* [DATA PROVIDED]
-=-=-=-=-

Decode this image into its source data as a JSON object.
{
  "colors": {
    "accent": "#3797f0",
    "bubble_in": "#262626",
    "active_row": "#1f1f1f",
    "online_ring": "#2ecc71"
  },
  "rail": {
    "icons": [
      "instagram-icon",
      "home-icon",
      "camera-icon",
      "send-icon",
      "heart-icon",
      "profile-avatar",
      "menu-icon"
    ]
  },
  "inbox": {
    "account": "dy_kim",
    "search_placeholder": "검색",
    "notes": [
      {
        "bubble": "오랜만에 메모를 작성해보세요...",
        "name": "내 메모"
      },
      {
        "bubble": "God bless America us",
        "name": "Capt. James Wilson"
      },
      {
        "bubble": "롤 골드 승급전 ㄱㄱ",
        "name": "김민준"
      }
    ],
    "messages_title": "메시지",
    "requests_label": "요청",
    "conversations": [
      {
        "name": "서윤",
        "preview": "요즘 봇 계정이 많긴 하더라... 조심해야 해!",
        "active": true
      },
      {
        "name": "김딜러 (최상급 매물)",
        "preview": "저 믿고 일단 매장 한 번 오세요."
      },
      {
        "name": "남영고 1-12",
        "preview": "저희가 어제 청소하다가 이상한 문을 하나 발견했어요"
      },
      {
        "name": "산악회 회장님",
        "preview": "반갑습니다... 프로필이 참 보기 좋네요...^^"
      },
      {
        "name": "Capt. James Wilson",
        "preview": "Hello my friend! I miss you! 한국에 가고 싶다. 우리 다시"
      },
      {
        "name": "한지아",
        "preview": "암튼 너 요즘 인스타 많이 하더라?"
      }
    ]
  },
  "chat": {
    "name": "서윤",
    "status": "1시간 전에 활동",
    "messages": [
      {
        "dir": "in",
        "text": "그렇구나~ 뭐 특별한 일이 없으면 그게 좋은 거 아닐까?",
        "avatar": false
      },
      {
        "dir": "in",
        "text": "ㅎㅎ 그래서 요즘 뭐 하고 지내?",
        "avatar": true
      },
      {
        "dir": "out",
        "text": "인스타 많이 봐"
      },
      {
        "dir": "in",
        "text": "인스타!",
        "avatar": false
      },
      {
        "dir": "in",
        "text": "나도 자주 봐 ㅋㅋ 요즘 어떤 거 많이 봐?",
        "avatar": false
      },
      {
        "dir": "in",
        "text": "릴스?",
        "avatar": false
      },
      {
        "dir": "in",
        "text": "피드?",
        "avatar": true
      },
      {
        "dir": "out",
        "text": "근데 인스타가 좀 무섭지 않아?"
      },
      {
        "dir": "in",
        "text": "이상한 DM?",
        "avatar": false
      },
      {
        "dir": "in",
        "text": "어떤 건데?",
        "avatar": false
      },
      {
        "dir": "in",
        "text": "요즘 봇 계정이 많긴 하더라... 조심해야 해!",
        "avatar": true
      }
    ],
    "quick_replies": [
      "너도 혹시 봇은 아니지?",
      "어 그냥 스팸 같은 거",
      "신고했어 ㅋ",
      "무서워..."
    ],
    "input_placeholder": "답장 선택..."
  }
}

-=-=-=-=-

* [PROBLEM REQUIREMENTS] Extract each line holding the word "조심해야" from the records.

* [EXERCISE SOLUTION]
        "preview": "요즘 봇 계정이 많긴 하더라... 조심해야 해!",
        "text": "요즘 봇 계정이 많긴 하더라... 조심해야 해!",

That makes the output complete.